Figure dataset records:

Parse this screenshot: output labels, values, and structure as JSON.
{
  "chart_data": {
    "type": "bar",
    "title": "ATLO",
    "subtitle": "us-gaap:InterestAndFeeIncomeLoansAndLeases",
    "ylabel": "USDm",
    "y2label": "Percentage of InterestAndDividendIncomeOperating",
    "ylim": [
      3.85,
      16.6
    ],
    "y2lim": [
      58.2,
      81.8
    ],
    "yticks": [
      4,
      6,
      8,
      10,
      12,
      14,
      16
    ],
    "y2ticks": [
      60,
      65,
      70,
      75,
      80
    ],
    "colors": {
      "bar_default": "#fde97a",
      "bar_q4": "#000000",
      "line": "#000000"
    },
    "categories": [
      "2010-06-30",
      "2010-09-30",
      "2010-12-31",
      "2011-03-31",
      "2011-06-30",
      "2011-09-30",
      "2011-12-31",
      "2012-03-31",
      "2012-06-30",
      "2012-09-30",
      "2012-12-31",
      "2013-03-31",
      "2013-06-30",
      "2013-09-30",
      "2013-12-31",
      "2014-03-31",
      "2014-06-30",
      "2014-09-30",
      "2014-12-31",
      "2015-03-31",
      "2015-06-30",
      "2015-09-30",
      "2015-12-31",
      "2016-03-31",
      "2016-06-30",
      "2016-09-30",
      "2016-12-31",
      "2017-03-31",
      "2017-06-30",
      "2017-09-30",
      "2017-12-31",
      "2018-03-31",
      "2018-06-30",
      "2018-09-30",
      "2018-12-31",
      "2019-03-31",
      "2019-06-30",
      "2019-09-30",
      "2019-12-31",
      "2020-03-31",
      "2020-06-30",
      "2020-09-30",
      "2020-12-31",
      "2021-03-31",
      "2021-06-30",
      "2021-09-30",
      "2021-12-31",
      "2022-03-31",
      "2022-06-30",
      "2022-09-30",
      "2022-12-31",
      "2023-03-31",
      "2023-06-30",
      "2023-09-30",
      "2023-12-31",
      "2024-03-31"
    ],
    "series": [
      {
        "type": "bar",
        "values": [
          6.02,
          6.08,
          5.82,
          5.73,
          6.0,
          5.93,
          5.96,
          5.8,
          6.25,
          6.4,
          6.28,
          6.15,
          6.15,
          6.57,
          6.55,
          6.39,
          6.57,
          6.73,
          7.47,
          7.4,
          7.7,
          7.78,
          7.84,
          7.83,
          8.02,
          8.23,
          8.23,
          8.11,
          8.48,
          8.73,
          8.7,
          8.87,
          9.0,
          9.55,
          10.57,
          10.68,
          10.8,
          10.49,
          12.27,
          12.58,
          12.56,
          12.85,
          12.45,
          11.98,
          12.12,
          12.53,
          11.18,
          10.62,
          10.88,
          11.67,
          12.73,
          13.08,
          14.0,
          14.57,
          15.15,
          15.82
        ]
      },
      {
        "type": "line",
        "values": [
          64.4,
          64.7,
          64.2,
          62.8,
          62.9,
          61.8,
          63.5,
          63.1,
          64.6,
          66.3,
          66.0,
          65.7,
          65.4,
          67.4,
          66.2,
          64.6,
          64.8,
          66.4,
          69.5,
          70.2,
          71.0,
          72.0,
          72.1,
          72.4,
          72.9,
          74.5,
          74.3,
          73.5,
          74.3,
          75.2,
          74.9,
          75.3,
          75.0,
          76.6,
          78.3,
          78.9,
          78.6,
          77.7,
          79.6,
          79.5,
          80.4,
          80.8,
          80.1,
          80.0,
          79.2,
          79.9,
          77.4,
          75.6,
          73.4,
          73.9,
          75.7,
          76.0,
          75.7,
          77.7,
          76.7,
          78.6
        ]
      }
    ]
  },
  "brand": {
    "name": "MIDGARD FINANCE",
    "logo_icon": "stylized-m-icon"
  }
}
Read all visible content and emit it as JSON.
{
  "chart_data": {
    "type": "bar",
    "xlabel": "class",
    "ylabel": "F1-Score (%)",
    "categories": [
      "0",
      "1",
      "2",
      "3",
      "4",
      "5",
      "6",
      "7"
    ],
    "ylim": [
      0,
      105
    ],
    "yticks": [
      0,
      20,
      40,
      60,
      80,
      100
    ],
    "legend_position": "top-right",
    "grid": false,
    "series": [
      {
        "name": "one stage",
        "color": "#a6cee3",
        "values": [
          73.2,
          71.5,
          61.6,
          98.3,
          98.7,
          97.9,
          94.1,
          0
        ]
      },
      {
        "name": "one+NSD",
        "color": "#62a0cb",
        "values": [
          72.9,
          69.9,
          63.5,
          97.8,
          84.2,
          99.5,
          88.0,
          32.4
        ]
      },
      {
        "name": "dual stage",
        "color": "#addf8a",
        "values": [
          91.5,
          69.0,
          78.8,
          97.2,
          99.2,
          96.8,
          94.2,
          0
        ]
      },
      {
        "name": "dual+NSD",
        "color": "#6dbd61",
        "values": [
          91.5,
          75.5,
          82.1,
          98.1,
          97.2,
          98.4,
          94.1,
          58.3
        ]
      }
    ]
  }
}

Directions: Look through the entries and work out how many lines have the word "JSON" in them; reply with that number only.

Task result: 2